What is required
Work out the number of lines with "MESSRS" in them. Reply with that number and no other words.

Data for this exercise
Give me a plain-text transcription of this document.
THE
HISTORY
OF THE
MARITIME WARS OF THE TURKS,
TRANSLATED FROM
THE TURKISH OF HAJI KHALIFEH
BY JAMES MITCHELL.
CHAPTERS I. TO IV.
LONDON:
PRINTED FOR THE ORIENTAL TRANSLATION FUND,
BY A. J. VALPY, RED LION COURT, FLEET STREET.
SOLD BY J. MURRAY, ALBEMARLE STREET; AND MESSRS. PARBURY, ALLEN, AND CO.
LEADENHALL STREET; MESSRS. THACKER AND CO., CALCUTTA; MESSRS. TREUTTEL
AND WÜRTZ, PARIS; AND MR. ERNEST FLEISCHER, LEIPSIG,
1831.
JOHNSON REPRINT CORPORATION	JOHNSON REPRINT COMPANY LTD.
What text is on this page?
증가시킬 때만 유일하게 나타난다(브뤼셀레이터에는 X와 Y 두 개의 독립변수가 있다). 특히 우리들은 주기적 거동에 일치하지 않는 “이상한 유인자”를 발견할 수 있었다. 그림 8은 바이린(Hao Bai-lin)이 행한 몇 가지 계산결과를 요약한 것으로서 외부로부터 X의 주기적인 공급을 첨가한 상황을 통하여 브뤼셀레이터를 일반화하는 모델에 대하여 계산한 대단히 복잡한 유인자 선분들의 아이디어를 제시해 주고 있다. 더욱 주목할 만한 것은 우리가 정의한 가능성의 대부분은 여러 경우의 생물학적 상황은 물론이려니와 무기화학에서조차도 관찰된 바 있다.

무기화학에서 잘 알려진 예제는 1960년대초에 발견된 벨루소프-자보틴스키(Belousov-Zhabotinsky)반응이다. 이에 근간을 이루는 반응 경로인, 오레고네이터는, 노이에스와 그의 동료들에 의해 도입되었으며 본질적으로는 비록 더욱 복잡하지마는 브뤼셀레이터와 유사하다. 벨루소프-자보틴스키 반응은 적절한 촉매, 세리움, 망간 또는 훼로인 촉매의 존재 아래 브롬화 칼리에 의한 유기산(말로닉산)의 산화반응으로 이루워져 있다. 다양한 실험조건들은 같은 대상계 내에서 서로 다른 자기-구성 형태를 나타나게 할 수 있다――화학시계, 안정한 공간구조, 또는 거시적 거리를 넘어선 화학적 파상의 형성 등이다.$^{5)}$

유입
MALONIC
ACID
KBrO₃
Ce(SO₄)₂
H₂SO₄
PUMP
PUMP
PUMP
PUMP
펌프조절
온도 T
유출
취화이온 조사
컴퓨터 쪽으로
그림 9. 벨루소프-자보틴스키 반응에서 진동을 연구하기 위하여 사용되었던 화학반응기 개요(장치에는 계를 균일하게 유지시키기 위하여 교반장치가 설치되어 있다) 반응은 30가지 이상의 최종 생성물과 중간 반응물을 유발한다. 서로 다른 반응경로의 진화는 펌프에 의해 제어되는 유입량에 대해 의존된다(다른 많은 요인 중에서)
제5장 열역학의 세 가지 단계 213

Written answer
2